* Extracted records:
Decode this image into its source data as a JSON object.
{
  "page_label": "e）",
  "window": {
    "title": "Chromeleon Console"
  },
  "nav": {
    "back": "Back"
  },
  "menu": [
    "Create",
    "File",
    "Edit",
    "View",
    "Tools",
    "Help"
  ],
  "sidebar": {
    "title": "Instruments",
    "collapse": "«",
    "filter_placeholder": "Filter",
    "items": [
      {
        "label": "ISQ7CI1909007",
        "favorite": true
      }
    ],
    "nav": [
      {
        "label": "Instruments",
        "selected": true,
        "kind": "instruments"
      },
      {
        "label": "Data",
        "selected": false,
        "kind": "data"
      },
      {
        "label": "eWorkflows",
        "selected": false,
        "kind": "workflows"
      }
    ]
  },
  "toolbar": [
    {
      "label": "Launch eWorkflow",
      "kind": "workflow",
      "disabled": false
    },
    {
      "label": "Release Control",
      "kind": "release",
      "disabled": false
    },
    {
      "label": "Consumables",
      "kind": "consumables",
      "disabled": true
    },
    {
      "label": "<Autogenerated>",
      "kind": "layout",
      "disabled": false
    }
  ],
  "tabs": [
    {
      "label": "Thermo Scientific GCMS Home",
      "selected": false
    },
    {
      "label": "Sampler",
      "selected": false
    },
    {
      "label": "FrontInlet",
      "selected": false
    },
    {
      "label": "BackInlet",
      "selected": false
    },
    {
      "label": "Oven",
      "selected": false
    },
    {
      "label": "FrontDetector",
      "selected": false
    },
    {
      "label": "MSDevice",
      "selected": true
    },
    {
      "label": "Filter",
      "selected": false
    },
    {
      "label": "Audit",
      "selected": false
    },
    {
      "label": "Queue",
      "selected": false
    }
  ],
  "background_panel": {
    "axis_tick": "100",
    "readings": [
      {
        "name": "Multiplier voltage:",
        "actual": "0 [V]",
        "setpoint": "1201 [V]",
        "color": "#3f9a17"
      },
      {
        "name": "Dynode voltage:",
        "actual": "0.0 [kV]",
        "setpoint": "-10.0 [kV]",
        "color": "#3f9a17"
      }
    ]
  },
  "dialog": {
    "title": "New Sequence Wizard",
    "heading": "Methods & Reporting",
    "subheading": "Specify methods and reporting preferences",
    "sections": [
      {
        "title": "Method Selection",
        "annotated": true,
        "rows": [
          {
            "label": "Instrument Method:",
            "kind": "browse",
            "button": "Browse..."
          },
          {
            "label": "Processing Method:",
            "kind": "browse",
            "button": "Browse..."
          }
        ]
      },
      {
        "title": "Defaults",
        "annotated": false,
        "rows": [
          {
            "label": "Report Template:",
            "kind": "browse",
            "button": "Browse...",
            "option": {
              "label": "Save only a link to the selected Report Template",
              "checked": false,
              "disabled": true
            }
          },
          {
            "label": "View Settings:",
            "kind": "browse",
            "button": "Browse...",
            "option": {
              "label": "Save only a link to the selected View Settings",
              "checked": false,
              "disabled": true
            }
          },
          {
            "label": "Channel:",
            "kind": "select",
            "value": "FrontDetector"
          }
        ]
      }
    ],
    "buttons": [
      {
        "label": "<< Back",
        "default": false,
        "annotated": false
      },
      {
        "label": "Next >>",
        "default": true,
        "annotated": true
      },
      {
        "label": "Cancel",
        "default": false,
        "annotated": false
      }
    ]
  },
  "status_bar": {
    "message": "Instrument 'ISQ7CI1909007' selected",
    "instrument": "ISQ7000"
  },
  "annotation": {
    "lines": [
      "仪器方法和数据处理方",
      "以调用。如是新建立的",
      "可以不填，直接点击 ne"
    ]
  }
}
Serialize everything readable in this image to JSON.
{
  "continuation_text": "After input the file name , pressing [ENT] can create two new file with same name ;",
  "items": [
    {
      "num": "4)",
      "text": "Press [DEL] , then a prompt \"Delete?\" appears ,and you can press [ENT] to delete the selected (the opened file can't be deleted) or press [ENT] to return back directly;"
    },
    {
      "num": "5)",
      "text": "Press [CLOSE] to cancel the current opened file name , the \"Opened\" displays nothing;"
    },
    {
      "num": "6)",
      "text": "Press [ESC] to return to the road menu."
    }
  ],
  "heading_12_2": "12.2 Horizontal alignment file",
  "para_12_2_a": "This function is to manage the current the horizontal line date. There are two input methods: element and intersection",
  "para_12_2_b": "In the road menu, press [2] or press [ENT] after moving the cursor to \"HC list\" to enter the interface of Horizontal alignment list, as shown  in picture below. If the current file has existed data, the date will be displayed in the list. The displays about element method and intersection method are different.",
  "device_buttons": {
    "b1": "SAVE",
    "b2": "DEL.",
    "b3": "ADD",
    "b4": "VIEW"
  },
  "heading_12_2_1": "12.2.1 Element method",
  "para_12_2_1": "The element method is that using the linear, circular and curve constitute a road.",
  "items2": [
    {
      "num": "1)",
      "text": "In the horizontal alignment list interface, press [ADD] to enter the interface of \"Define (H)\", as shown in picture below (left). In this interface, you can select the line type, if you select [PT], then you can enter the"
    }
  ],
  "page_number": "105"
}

* Task to complete:
Retype the material in full, character for character.

* Finished task:
Decode this image into its source data as a JSON object.
{
  "page_label": "e）",
  "window": {
    "title": "Chromeleon Console"
  },
  "nav": {
    "back": "Back"
  },
  "menu": [
    "Create",
    "File",
    "Edit",
    "View",
    "Tools",
    "Help"
  ],
  "sidebar": {
    "title": "Instruments",
    "collapse": "«",
    "filter_placeholder": "Filter",
    "items": [
      {
        "label": "ISQ7CI1909007",
        "favorite": true
      }
    ],
    "nav": [
      {
        "label": "Instruments",
        "selected": true,
        "kind": "instruments"
      },
      {
        "label": "Data",
        "selected": false,
        "kind": "data"
      },
      {
        "label": "eWorkflows",
        "selected": false,
        "kind": "workflows"
      }
    ]
  },
  "toolbar": [
    {
      "label": "Launch eWorkflow",
      "kind": "workflow",
      "disabled": false
    },
    {
      "label": "Release Control",
      "kind": "release",
      "disabled": false
    },
    {
      "label": "Consumables",
      "kind": "consumables",
      "disabled": true
    },
    {
      "label": "<Autogenerated>",
      "kind": "layout",
      "disabled": false
    }
  ],
  "tabs": [
    {
      "label": "Thermo Scientific GCMS Home",
      "selected": false
    },
    {
      "label": "Sampler",
      "selected": false
    },
    {
      "label": "FrontInlet",
      "selected": false
    },
    {
      "label": "BackInlet",
      "selected": false
    },
    {
      "label": "Oven",
      "selected": false
    },
    {
      "label": "FrontDetector",
      "selected": false
    },
    {
      "label": "MSDevice",
      "selected": true
    },
    {
      "label": "Filter",
      "selected": false
    },
    {
      "label": "Audit",
      "selected": false
    },
    {
      "label": "Queue",
      "selected": false
    }
  ],
  "background_panel": {
    "axis_tick": "100",
    "readings": [
      {
        "name": "Multiplier voltage:",
        "actual": "0 [V]",
        "setpoint": "1201 [V]",
        "color": "#3f9a17"
      },
      {
        "name": "Dynode voltage:",
        "actual": "0.0 [kV]",
        "setpoint": "-10.0 [kV]",
        "color": "#3f9a17"
      }
    ]
  },
  "dialog": {
    "title": "New Sequence Wizard",
    "heading": "Methods & Reporting",
    "subheading": "Specify methods and reporting preferences",
    "sections": [
      {
        "title": "Method Selection",
        "annotated": true,
        "rows": [
          {
            "label": "Instrument Method:",
            "kind": "browse",
            "button": "Browse..."
          },
          {
            "label": "Processing Method:",
            "kind": "browse",
            "button": "Browse..."
          }
        ]
      },
      {
        "title": "Defaults",
        "annotated": false,
        "rows": [
          {
            "label": "Report Template:",
            "kind": "browse",
            "button": "Browse...",
            "option": {
              "label": "Save only a link to the selected Report Template",
              "checked": false,
              "disabled": true
            }
          },
          {
            "label": "View Settings:",
            "kind": "browse",
            "button": "Browse...",
            "option": {
              "label": "Save only a link to the selected View Settings",
              "checked": false,
              "disabled": true
            }
          },
          {
            "label": "Channel:",
            "kind": "select",
            "value": "FrontDetector"
          }
        ]
      }
    ],
    "buttons": [
      {
        "label": "<< Back",
        "default": false,
        "annotated": false
      },
      {
        "label": "Next >>",
        "default": true,
        "annotated": true
      },
      {
        "label": "Cancel",
        "default": false,
        "annotated": false
      }
    ]
  },
  "status_bar": {
    "message": "Instrument 'ISQ7CI1909007' selected",
    "instrument": "ISQ7000"
  },
  "annotation": {
    "lines": [
      "仪器方法和数据处理方",
      "以调用。如是新建立的",
      "可以不填，直接点击 ne"
    ]
  }
}
Serialize everything readable in this image to JSON.
{
  "continuation_text": "After input the file name , pressing [ENT] can create two new file with same name ;",
  "items": [
    {
      "num": "4)",
      "text": "Press [DEL] , then a prompt \"Delete?\" appears ,and you can press [ENT] to delete the selected (the opened file can't be deleted) or press [ENT] to return back directly;"
    },
    {
      "num": "5)",
      "text": "Press [CLOSE] to cancel the current opened file name , the \"Opened\" displays nothing;"
    },
    {
      "num": "6)",
      "text": "Press [ESC] to return to the road menu."
    }
  ],
  "heading_12_2": "12.2 Horizontal alignment file",
  "para_12_2_a": "This function is to manage the current the horizontal line date. There are two input methods: element and intersection",
  "para_12_2_b": "In the road menu, press [2] or press [ENT] after moving the cursor to \"HC list\" to enter the interface of Horizontal alignment list, as shown  in picture below. If the current file has existed data, the date will be displayed in the list. The displays about element method and intersection method are different.",
  "device_buttons": {
    "b1": "SAVE",
    "b2": "DEL.",
    "b3": "ADD",
    "b4": "VIEW"
  },
  "heading_12_2_1": "12.2.1 Element method",
  "para_12_2_1": "The element method is that using the linear, circular and curve constitute a road.",
  "items2": [
    {
      "num": "1)",
      "text": "In the horizontal alignment list interface, press [ADD] to enter the interface of \"Define (H)\", as shown in picture below (left). In this interface, you can select the line type, if you select [PT], then you can enter the"
    }
  ],
  "page_number": "105"
}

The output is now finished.